REQUIRED TASK >>
Without the pictures, reproduce the records that follow exactly.

[start DATA ENTRIES]

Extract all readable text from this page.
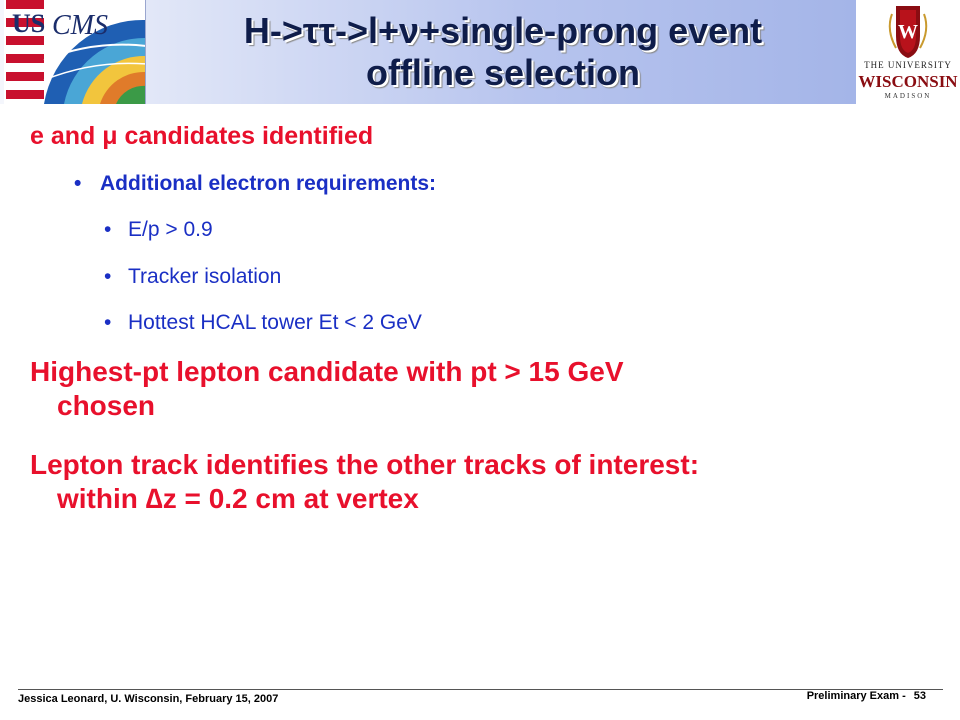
US CMS	H->ττ->l+ν+single-prong event
offline selection
W
THE UNIVERSITY
WISCONSIN
MADISON
e and μ candidates identified
• Additional electron requirements:
• E/p > 0.9
• Tracker isolation
• Hottest HCAL tower Et < 2 GeV
Highest-pt lepton candidate with pt > 15 GeV
chosen
Lepton track identifies the other tracks of interest:
within ∆z = 0.2 cm at vertex
Jessica Leonard, U. Wisconsin, February 15, 2007	Preliminary Exam - 53
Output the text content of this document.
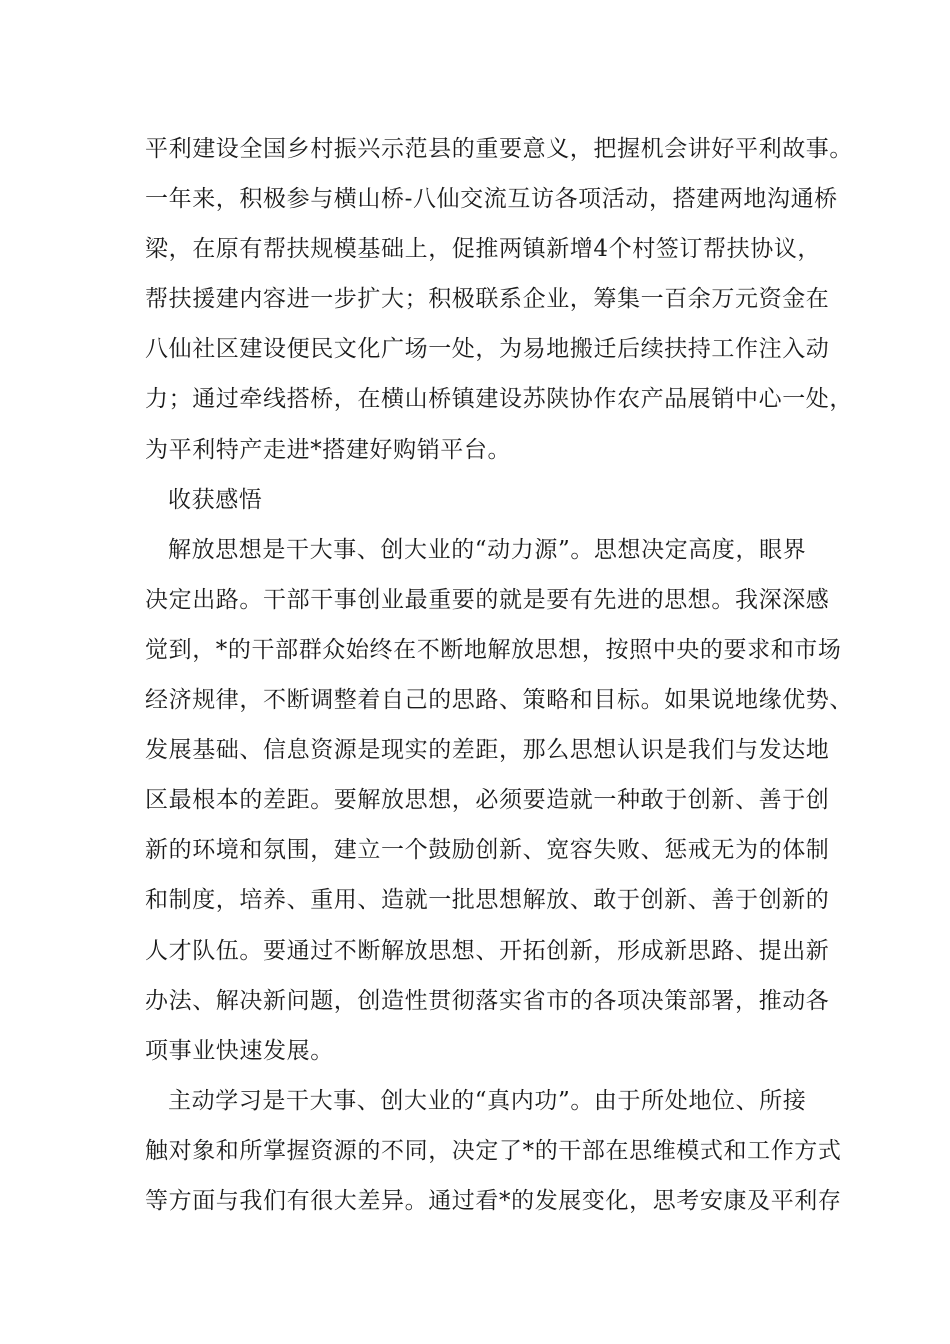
平利建设全国乡村振兴示范县的重要意义，把握机会讲好平利故事。
一年来，积极参与横山桥-八仙交流互访各项活动，搭建两地沟通桥
梁，在原有帮扶规模基础上，促推两镇新增4个村签订帮扶协议，
帮扶援建内容进一步扩大；积极联系企业，筹集一百余万元资金在
八仙社区建设便民文化广场一处，为易地搬迁后续扶持工作注入动
力；通过牵线搭桥，在横山桥镇建设苏陕协作农产品展销中心一处，
为平利特产走进*搭建好购销平台。
收获感悟
解放思想是干大事、创大业的“动力源”。思想决定高度，眼界
决定出路。干部干事创业最重要的就是要有先进的思想。我深深感
觉到，*的干部群众始终在不断地解放思想，按照中央的要求和市场
经济规律，不断调整着自己的思路、策略和目标。如果说地缘优势、
发展基础、信息资源是现实的差距，那么思想认识是我们与发达地
区最根本的差距。要解放思想，必须要造就一种敢于创新、善于创
新的环境和氛围，建立一个鼓励创新、宽容失败、惩戒无为的体制
和制度，培养、重用、造就一批思想解放、敢于创新、善于创新的
人才队伍。要通过不断解放思想、开拓创新，形成新思路、提出新
办法、解决新问题，创造性贯彻落实省市的各项决策部署，推动各
项事业快速发展。
主动学习是干大事、创大业的“真内功”。由于所处地位、所接
触对象和所掌握资源的不同，决定了*的干部在思维模式和工作方式
等方面与我们有很大差异。通过看*的发展变化，思考安康及平利存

[end DATA ENTRIES]

RESPONSE TO THIS EXERCISE >>
Extract all readable text from this page.
US CMS	H->ττ->l+ν+single-prong event
offline selection
W
THE UNIVERSITY
WISCONSIN
MADISON
e and μ candidates identified
• Additional electron requirements:
• E/p > 0.9
• Tracker isolation
• Hottest HCAL tower Et < 2 GeV
Highest-pt lepton candidate with pt > 15 GeV
chosen
Lepton track identifies the other tracks of interest:
within ∆z = 0.2 cm at vertex
Jessica Leonard, U. Wisconsin, February 15, 2007	Preliminary Exam - 53
Output the text content of this document.
平利建设全国乡村振兴示范县的重要意义，把握机会讲好平利故事。
一年来，积极参与横山桥-八仙交流互访各项活动，搭建两地沟通桥
梁，在原有帮扶规模基础上，促推两镇新增4个村签订帮扶协议，
帮扶援建内容进一步扩大；积极联系企业，筹集一百余万元资金在
八仙社区建设便民文化广场一处，为易地搬迁后续扶持工作注入动
力；通过牵线搭桥，在横山桥镇建设苏陕协作农产品展销中心一处，
为平利特产走进*搭建好购销平台。
收获感悟
解放思想是干大事、创大业的“动力源”。思想决定高度，眼界
决定出路。干部干事创业最重要的就是要有先进的思想。我深深感
觉到，*的干部群众始终在不断地解放思想，按照中央的要求和市场
经济规律，不断调整着自己的思路、策略和目标。如果说地缘优势、
发展基础、信息资源是现实的差距，那么思想认识是我们与发达地
区最根本的差距。要解放思想，必须要造就一种敢于创新、善于创
新的环境和氛围，建立一个鼓励创新、宽容失败、惩戒无为的体制
和制度，培养、重用、造就一批思想解放、敢于创新、善于创新的
人才队伍。要通过不断解放思想、开拓创新，形成新思路、提出新
办法、解决新问题，创造性贯彻落实省市的各项决策部署，推动各
项事业快速发展。
主动学习是干大事、创大业的“真内功”。由于所处地位、所接
触对象和所掌握资源的不同，决定了*的干部在思维模式和工作方式
等方面与我们有很大差异。通过看*的发展变化，思考安康及平利存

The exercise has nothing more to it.